## Begin DATASET EXTRACT

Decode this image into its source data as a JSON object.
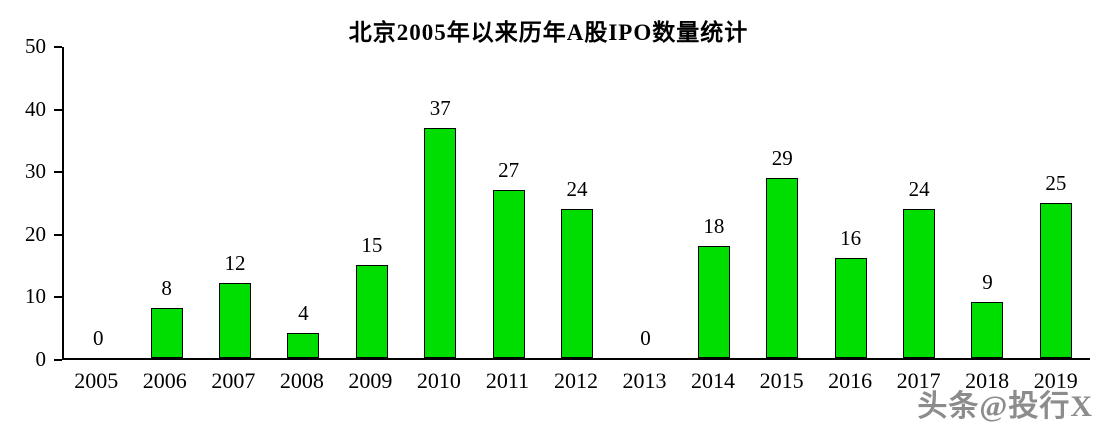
{
  "title": "北京2005年以来历年A股IPO数量统计",
  "watermark": "头条@投行X",
  "chart_data": {
    "type": "bar",
    "title": "北京2005年以来历年A股IPO数量统计",
    "categories": [
      "2005",
      "2006",
      "2007",
      "2008",
      "2009",
      "2010",
      "2011",
      "2012",
      "2013",
      "2014",
      "2015",
      "2016",
      "2017",
      "2018",
      "2019"
    ],
    "values": [
      0,
      8,
      12,
      4,
      15,
      37,
      27,
      24,
      0,
      18,
      29,
      16,
      24,
      9,
      25
    ],
    "xlabel": "",
    "ylabel": "",
    "ylim": [
      0,
      50
    ],
    "yticks": [
      0,
      10,
      20,
      30,
      40,
      50
    ],
    "grid": false,
    "legend": "none",
    "bar_color": "#00dd00",
    "bar_border_color": "#000000",
    "axis_color": "#000000"
  }
}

## End DATASET EXTRACT

From the listing above, print every entry precisely and drop the pictures.

Decode this image into its source data as a JSON object.
{
  "title": "北京2005年以来历年A股IPO数量统计",
  "watermark": "头条@投行X",
  "chart_data": {
    "type": "bar",
    "title": "北京2005年以来历年A股IPO数量统计",
    "categories": [
      "2005",
      "2006",
      "2007",
      "2008",
      "2009",
      "2010",
      "2011",
      "2012",
      "2013",
      "2014",
      "2015",
      "2016",
      "2017",
      "2018",
      "2019"
    ],
    "values": [
      0,
      8,
      12,
      4,
      15,
      37,
      27,
      24,
      0,
      18,
      29,
      16,
      24,
      9,
      25
    ],
    "xlabel": "",
    "ylabel": "",
    "ylim": [
      0,
      50
    ],
    "yticks": [
      0,
      10,
      20,
      30,
      40,
      50
    ],
    "grid": false,
    "legend": "none",
    "bar_color": "#00dd00",
    "bar_border_color": "#000000",
    "axis_color": "#000000"
  }
}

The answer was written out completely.